### [Problem statement]
Examine the material below. Gather every line in which the string "signalés" appears.

### [Task material]

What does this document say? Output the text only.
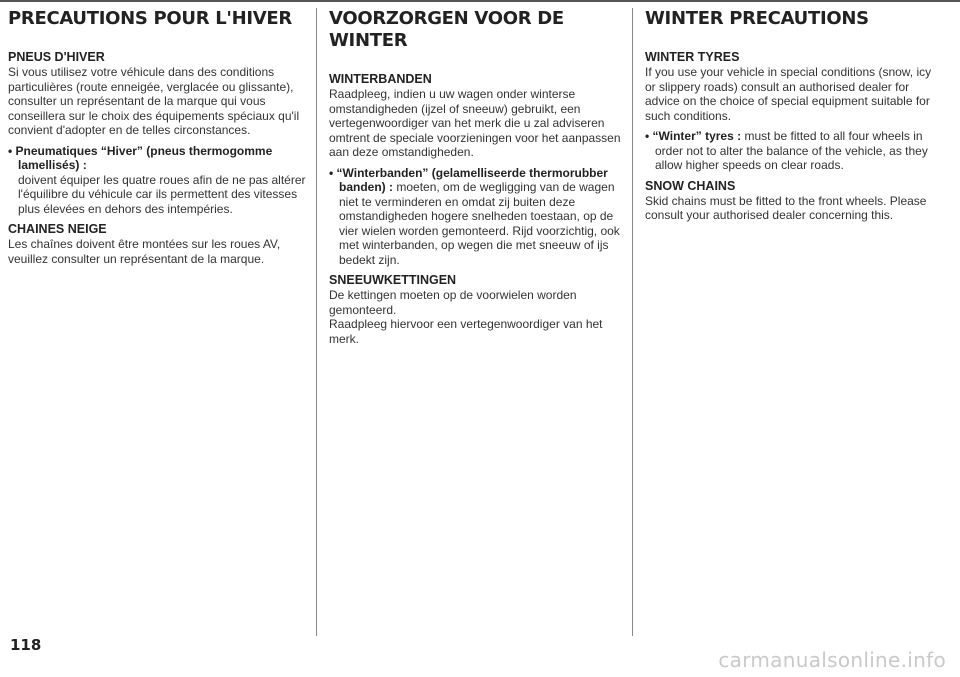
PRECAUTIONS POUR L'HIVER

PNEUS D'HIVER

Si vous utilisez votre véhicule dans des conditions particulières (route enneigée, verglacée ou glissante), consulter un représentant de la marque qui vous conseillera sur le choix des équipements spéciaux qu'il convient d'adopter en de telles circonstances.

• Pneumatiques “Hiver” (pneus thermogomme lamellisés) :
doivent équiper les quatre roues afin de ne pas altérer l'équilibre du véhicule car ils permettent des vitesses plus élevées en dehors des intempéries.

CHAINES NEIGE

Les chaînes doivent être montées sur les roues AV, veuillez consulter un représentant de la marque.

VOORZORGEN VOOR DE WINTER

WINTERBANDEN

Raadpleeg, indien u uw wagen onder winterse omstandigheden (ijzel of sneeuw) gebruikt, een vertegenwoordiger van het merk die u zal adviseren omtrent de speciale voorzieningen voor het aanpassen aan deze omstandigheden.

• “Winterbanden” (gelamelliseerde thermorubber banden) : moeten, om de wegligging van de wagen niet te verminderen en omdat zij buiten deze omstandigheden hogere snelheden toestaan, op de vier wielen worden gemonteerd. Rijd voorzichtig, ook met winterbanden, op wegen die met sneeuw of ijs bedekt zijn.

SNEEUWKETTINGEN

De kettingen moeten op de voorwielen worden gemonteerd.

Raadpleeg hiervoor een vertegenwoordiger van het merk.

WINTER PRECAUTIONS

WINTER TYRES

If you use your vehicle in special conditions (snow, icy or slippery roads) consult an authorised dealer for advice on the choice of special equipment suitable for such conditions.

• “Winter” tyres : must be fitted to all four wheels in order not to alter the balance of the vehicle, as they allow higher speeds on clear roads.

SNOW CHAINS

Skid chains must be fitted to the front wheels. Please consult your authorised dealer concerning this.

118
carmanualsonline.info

--

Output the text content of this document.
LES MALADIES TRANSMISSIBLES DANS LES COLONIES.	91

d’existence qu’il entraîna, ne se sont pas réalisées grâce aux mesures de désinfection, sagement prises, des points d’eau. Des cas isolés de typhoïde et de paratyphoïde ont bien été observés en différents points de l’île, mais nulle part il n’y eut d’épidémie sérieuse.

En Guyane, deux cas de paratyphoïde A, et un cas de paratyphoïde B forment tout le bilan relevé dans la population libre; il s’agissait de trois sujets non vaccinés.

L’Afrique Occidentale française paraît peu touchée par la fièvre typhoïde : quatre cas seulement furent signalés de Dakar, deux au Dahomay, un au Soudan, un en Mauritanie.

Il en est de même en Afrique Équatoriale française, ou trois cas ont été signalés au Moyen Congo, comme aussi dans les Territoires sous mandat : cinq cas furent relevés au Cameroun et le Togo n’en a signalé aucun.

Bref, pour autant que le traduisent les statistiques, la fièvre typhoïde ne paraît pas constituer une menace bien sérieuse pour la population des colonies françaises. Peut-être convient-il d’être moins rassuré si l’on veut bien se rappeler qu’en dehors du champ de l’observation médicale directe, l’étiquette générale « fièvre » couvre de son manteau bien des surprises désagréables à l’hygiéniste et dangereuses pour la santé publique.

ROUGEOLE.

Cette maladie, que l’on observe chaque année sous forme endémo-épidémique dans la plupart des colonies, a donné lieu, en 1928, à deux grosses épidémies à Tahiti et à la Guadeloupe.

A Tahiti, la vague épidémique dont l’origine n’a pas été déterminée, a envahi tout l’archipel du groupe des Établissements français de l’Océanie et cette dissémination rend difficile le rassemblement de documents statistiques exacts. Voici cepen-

* * *

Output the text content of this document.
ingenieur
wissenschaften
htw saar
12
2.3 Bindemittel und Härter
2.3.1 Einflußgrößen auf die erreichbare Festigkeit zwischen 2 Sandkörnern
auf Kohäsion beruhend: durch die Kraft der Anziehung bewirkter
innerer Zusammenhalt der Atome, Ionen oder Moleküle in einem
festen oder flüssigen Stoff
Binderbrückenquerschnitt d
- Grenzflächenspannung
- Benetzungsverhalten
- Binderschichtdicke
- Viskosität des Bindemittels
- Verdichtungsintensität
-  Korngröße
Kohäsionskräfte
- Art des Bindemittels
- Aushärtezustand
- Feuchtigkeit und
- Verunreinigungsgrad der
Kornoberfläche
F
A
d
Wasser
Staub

### [Correct result]
L’Afrique Occidentale française paraît peu touchée par la fièvre typhoïde : quatre cas seulement furent signalés de Dakar, deux au Dahomay, un au Soudan, un en Mauritanie.
Il en est de même en Afrique Équatoriale française, ou trois cas ont été signalés au Moyen Congo, comme aussi dans les Territoires sous mandat : cinq cas furent relevés au Cameroun et le Togo n’en a signalé aucun.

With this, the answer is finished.